§ **SET EXERCISE**
Examine the records and identify each line that includes the string "Layer". Copy those lines.

§ **RECORDS FOR THE EXERCISE**

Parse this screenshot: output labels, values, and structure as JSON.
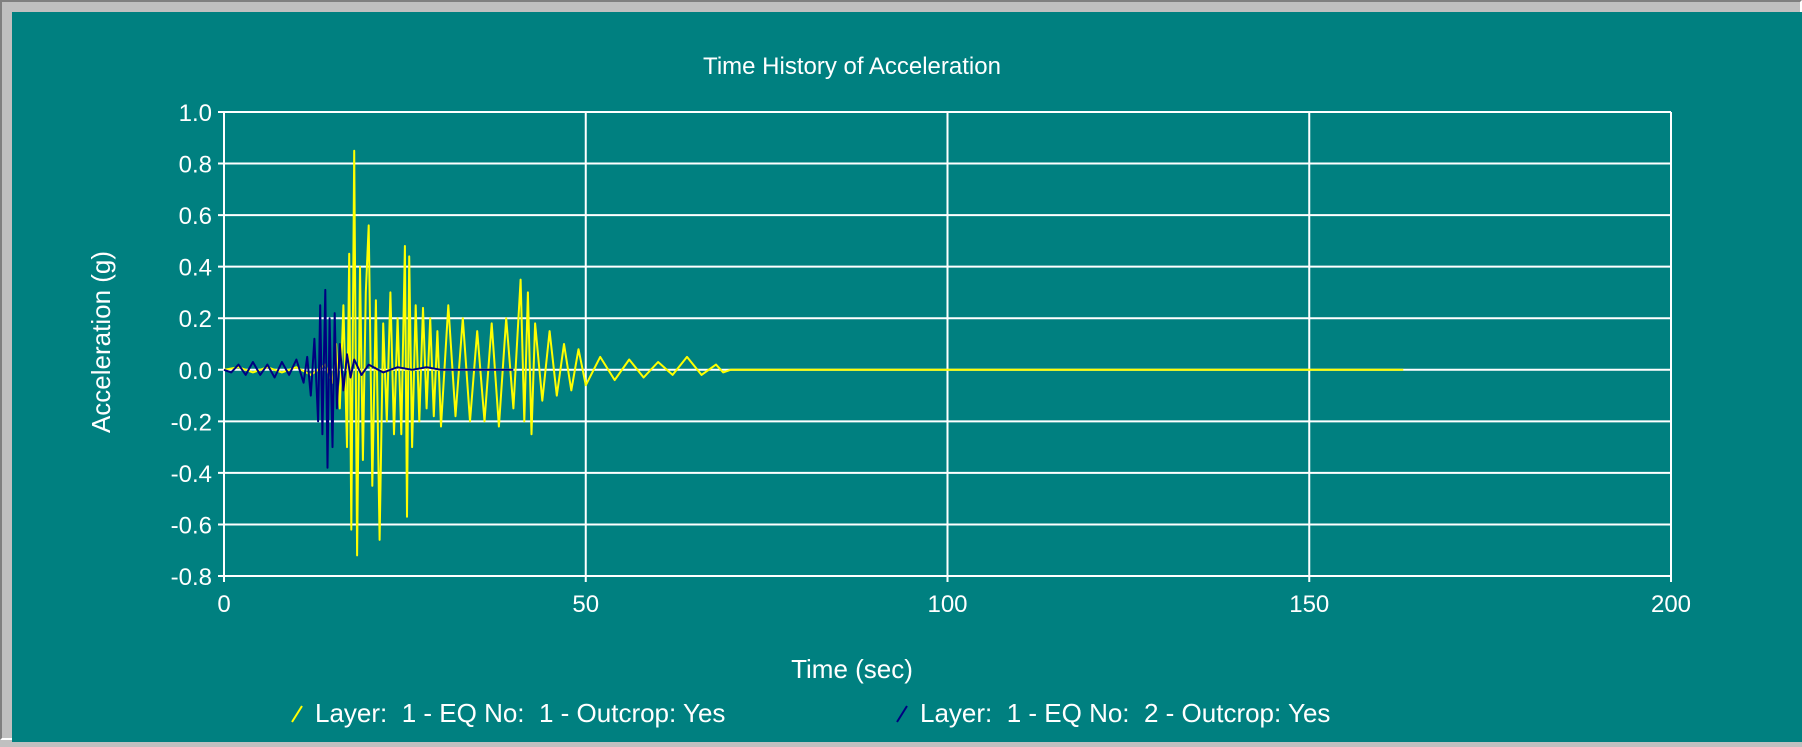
{
  "chart_data": {
    "type": "line",
    "title": "Time History of Acceleration",
    "xlabel": "Time (sec)",
    "ylabel": "Acceleration (g)",
    "xlim": [
      0,
      200
    ],
    "ylim": [
      -0.8,
      1.0
    ],
    "x_ticks": [
      0,
      50,
      100,
      150,
      200
    ],
    "y_ticks": [
      1.0,
      0.8,
      0.6,
      0.4,
      0.2,
      0.0,
      -0.2,
      -0.4,
      -0.6,
      -0.8
    ],
    "x_tick_labels": [
      "0",
      "50",
      "100",
      "150",
      "200"
    ],
    "y_tick_labels": [
      "1.0",
      "0.8",
      "0.6",
      "0.4",
      "0.2",
      "0.0",
      "-0.2",
      "-0.4",
      "-0.6",
      "-0.8"
    ],
    "grid": true,
    "legend_position": "bottom",
    "series": [
      {
        "name": "Layer:  1 - EQ No:  1 - Outcrop: Yes",
        "color": "#ffff00",
        "x": [
          0,
          2,
          4,
          6,
          8,
          10,
          12,
          14,
          15,
          15.5,
          16,
          16.5,
          17,
          17.3,
          17.6,
          18,
          18.4,
          18.8,
          19.2,
          19.6,
          20,
          20.5,
          21,
          21.5,
          22,
          22.5,
          23,
          23.5,
          24,
          24.5,
          25,
          25.3,
          25.6,
          26,
          26.5,
          27,
          27.5,
          28,
          28.5,
          29,
          29.5,
          30,
          31,
          32,
          33,
          34,
          35,
          36,
          37,
          38,
          39,
          40,
          41,
          41.5,
          42,
          42.5,
          43,
          44,
          45,
          46,
          47,
          48,
          49,
          50,
          52,
          54,
          56,
          58,
          60,
          62,
          64,
          66,
          68,
          69,
          70,
          80,
          100,
          120,
          140,
          160,
          163
        ],
        "values": [
          0.0,
          0.01,
          -0.01,
          0.01,
          -0.01,
          0.01,
          -0.02,
          0.02,
          -0.05,
          0.1,
          -0.15,
          0.25,
          -0.3,
          0.45,
          -0.62,
          0.85,
          -0.72,
          0.4,
          -0.35,
          0.3,
          0.56,
          -0.45,
          0.27,
          -0.66,
          0.18,
          -0.2,
          0.3,
          -0.25,
          0.2,
          -0.25,
          0.48,
          -0.57,
          0.44,
          -0.3,
          0.25,
          -0.2,
          0.24,
          -0.15,
          0.2,
          -0.18,
          0.15,
          -0.22,
          0.25,
          -0.18,
          0.2,
          -0.2,
          0.15,
          -0.2,
          0.18,
          -0.22,
          0.2,
          -0.15,
          0.35,
          -0.2,
          0.3,
          -0.25,
          0.18,
          -0.12,
          0.15,
          -0.1,
          0.1,
          -0.08,
          0.08,
          -0.06,
          0.05,
          -0.04,
          0.04,
          -0.03,
          0.03,
          -0.02,
          0.05,
          -0.02,
          0.02,
          -0.01,
          0.0,
          0.0,
          0.0,
          0.0,
          0.0,
          0.0,
          0.0
        ]
      },
      {
        "name": "Layer:  1 - EQ No:  2 - Outcrop: Yes",
        "color": "#000080",
        "x": [
          0,
          1,
          2,
          3,
          4,
          5,
          6,
          7,
          8,
          9,
          10,
          11,
          11.5,
          12,
          12.5,
          13,
          13.3,
          13.6,
          14,
          14.3,
          14.6,
          15,
          15.3,
          15.6,
          16,
          16.5,
          17,
          17.5,
          18,
          19,
          20,
          22,
          24,
          26,
          28,
          30,
          35,
          40
        ],
        "values": [
          0.0,
          -0.01,
          0.02,
          -0.02,
          0.03,
          -0.02,
          0.02,
          -0.03,
          0.03,
          -0.02,
          0.04,
          -0.05,
          0.05,
          -0.1,
          0.12,
          -0.2,
          0.25,
          -0.25,
          0.31,
          -0.38,
          0.2,
          -0.3,
          0.22,
          -0.15,
          0.1,
          -0.08,
          0.06,
          -0.03,
          0.04,
          -0.02,
          0.02,
          -0.01,
          0.01,
          0.0,
          0.01,
          0.0,
          0.0,
          0.0
        ]
      }
    ]
  }
}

§ **WRITTEN ANSWER**
        "name": "Layer:  1 - EQ No:  1 - Outcrop: Yes",
        "name": "Layer:  1 - EQ No:  2 - Outcrop: Yes",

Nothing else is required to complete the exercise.